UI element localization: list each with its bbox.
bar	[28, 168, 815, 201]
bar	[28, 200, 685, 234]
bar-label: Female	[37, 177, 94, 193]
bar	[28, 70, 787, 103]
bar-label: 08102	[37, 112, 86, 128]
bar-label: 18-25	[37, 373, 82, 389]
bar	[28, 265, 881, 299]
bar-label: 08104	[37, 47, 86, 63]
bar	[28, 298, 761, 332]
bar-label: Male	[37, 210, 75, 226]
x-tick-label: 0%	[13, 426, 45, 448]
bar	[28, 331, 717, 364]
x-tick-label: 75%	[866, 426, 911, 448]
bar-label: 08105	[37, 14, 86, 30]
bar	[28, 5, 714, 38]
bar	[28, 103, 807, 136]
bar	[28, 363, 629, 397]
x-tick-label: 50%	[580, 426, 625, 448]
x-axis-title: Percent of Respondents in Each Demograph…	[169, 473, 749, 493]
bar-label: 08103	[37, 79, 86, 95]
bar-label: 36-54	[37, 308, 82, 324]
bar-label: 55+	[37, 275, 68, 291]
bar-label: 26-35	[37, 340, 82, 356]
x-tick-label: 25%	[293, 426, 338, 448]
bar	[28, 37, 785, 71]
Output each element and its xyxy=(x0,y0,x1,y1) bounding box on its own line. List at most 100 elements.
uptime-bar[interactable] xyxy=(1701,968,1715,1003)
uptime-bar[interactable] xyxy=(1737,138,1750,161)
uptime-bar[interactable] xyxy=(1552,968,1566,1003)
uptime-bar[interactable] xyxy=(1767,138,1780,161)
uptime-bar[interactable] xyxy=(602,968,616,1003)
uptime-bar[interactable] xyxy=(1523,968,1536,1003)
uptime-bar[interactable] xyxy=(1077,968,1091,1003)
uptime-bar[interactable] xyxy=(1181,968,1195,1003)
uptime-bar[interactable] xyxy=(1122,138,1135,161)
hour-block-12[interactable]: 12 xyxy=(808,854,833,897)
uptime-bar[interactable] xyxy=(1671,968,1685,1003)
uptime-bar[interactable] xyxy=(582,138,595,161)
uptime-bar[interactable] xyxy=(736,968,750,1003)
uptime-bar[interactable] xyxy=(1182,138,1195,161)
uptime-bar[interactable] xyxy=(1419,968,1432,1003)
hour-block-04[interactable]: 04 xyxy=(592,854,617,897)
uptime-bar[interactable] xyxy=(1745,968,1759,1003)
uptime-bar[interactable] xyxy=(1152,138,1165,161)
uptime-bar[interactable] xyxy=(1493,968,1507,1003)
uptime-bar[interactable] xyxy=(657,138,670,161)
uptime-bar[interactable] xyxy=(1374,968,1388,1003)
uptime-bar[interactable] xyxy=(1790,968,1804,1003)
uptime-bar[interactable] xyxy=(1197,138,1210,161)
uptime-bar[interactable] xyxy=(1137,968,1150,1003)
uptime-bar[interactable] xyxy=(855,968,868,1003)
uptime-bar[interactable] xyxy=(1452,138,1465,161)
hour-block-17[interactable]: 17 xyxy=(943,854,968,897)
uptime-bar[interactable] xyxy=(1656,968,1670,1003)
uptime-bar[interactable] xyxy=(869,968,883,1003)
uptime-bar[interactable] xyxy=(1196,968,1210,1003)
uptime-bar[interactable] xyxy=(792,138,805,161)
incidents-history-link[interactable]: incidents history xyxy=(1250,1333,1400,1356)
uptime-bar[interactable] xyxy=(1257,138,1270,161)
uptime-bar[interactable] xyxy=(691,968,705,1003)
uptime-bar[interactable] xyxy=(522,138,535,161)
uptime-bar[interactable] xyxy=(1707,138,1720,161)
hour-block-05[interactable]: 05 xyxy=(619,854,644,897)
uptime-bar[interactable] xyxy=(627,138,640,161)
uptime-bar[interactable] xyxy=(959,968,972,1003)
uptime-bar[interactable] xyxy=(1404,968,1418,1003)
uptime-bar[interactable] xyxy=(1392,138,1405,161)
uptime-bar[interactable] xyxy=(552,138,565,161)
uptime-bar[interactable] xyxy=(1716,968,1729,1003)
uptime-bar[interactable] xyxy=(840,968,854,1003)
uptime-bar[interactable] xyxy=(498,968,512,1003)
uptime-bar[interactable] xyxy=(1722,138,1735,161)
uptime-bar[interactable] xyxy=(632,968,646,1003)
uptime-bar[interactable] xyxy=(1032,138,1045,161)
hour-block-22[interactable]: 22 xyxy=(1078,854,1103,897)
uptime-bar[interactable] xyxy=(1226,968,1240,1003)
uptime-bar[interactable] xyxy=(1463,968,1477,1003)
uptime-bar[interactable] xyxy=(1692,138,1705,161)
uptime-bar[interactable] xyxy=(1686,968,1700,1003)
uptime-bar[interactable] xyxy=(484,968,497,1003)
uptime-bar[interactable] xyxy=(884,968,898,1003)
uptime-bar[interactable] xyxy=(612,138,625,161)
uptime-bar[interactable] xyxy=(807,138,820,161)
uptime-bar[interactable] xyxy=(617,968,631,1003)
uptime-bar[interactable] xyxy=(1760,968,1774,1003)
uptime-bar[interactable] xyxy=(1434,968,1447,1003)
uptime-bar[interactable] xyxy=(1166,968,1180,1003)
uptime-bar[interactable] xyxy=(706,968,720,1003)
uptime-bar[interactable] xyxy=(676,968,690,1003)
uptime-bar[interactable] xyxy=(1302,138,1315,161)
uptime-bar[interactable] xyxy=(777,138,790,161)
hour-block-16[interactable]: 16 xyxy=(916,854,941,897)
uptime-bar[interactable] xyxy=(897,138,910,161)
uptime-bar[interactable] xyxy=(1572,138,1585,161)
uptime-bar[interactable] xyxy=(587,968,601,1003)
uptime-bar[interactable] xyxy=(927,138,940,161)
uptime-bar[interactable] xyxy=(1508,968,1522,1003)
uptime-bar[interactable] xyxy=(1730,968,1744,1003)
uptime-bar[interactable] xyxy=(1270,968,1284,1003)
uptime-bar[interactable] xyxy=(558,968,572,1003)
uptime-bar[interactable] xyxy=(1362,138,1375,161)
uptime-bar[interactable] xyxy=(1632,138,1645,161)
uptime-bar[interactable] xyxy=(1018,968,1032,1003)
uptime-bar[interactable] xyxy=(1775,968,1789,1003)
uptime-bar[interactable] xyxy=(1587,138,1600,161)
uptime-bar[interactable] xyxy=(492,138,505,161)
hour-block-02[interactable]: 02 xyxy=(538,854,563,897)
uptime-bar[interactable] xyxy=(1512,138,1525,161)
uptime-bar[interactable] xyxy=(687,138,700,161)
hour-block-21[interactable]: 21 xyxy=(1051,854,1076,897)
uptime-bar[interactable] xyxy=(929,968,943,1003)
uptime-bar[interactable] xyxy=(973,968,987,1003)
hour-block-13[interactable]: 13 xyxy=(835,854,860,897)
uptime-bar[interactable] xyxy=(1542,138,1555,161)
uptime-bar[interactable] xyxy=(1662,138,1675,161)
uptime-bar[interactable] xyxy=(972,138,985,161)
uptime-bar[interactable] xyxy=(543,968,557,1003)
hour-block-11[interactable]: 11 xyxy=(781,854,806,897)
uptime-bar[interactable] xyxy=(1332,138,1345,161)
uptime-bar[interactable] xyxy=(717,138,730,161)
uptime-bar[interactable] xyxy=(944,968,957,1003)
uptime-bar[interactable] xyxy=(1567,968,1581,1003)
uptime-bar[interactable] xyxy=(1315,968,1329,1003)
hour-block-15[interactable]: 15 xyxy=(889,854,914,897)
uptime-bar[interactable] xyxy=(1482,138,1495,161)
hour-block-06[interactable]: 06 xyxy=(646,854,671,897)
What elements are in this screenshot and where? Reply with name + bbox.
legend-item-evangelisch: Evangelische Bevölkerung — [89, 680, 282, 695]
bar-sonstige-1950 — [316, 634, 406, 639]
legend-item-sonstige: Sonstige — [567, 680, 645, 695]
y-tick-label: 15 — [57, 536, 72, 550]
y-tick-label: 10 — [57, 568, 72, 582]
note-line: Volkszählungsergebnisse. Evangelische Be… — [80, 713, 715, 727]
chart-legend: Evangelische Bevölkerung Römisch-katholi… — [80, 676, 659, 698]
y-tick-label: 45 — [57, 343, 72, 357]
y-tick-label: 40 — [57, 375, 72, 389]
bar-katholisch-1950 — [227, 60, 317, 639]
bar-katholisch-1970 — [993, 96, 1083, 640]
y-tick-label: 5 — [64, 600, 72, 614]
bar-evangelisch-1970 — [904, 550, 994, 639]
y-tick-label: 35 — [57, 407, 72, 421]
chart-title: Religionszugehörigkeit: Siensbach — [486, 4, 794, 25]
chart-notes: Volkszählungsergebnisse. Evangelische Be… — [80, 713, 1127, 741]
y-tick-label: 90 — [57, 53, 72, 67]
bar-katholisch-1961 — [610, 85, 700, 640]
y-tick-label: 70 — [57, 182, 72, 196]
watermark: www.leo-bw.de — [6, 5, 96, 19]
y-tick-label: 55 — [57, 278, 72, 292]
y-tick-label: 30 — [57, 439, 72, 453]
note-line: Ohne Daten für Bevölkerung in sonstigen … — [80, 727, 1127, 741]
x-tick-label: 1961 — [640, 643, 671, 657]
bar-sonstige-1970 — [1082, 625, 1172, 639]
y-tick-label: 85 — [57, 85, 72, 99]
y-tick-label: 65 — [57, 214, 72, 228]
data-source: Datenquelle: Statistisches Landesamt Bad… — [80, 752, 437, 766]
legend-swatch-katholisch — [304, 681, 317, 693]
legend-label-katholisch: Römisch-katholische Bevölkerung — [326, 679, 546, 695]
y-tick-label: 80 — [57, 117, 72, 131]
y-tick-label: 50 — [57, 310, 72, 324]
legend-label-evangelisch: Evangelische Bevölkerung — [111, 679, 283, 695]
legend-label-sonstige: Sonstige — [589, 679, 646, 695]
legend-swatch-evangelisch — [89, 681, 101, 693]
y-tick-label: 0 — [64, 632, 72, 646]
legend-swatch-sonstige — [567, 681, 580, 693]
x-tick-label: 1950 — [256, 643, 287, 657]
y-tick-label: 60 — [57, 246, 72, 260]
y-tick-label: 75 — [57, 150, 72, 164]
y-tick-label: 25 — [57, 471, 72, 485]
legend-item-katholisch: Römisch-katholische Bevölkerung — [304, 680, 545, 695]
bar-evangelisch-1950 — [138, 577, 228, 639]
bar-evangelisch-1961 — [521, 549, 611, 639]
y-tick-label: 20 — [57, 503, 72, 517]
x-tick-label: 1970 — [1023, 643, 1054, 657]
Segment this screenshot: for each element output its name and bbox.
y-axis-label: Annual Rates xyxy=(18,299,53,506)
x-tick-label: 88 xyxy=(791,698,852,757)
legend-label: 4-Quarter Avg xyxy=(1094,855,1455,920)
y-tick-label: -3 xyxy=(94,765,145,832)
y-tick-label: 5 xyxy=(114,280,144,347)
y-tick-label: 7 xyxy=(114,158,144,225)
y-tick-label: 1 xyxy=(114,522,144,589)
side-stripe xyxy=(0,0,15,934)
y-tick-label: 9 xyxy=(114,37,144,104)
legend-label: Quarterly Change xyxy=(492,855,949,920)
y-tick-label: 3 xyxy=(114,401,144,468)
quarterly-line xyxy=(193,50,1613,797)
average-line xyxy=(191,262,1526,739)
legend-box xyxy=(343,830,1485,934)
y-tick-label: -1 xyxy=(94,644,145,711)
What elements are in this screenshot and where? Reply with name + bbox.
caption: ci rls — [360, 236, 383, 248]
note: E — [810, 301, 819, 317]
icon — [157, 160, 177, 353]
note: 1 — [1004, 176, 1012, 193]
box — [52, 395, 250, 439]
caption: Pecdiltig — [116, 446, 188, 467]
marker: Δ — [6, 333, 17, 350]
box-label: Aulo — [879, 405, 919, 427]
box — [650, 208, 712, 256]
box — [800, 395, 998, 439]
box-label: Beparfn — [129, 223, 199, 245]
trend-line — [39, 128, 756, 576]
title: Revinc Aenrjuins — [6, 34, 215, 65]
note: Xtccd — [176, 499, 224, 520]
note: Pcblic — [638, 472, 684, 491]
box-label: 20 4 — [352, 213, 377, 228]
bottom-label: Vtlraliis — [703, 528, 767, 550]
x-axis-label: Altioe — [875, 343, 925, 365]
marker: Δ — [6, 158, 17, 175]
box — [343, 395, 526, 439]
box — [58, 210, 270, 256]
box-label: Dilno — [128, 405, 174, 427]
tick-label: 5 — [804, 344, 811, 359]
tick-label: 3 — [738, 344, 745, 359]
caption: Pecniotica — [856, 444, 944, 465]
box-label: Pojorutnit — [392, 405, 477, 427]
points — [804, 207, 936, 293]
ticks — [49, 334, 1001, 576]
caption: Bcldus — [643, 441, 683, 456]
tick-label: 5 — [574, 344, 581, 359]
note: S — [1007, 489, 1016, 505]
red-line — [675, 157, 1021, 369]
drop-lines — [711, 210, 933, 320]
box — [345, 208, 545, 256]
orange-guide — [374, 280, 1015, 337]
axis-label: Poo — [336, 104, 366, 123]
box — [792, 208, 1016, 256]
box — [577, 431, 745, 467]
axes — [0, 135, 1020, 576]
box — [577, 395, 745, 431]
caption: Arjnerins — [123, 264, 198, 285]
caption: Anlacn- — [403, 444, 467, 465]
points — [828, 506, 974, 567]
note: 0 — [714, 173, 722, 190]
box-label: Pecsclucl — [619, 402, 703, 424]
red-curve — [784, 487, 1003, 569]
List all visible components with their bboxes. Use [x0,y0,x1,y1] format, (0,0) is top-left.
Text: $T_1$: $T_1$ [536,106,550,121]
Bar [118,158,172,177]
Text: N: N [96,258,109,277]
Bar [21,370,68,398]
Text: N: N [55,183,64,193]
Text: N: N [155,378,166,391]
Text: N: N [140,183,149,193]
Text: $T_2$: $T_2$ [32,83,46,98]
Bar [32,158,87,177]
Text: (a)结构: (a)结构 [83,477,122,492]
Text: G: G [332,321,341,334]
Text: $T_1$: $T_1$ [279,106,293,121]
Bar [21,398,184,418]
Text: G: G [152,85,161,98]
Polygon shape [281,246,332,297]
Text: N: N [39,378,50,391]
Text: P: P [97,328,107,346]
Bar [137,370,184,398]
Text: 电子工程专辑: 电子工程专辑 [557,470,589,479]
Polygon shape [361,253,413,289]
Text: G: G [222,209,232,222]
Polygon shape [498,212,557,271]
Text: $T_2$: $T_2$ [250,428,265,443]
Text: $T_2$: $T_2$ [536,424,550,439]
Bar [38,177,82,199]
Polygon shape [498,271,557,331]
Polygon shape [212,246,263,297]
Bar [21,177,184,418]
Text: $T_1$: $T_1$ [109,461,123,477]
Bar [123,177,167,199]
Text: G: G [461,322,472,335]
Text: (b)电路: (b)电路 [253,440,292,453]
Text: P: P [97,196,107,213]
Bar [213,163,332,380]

= = = = = = =

Copy out the records from the start through the line containing "37, 785, 71]", reproducing each line exactly.

▸ **Exercise response**
UI element localization: list each with its bbox.
bar	[28, 168, 815, 201]
bar	[28, 200, 685, 234]
bar-label: Female	[37, 177, 94, 193]
bar	[28, 70, 787, 103]
bar-label: 08102	[37, 112, 86, 128]
bar-label: 18-25	[37, 373, 82, 389]
bar	[28, 265, 881, 299]
bar-label: 08104	[37, 47, 86, 63]
bar	[28, 298, 761, 332]
bar-label: Male	[37, 210, 75, 226]
x-tick-label: 0%	[13, 426, 45, 448]
bar	[28, 331, 717, 364]
x-tick-label: 75%	[866, 426, 911, 448]
bar-label: 08105	[37, 14, 86, 30]
bar	[28, 5, 714, 38]
bar	[28, 103, 807, 136]
bar	[28, 363, 629, 397]
x-tick-label: 50%	[580, 426, 625, 448]
x-axis-title: Percent of Respondents in Each Demograph…	[169, 473, 749, 493]
bar-label: 08103	[37, 79, 86, 95]
bar-label: 36-54	[37, 308, 82, 324]
bar-label: 55+	[37, 275, 68, 291]
bar-label: 26-35	[37, 340, 82, 356]
x-tick-label: 25%	[293, 426, 338, 448]
bar	[28, 37, 785, 71]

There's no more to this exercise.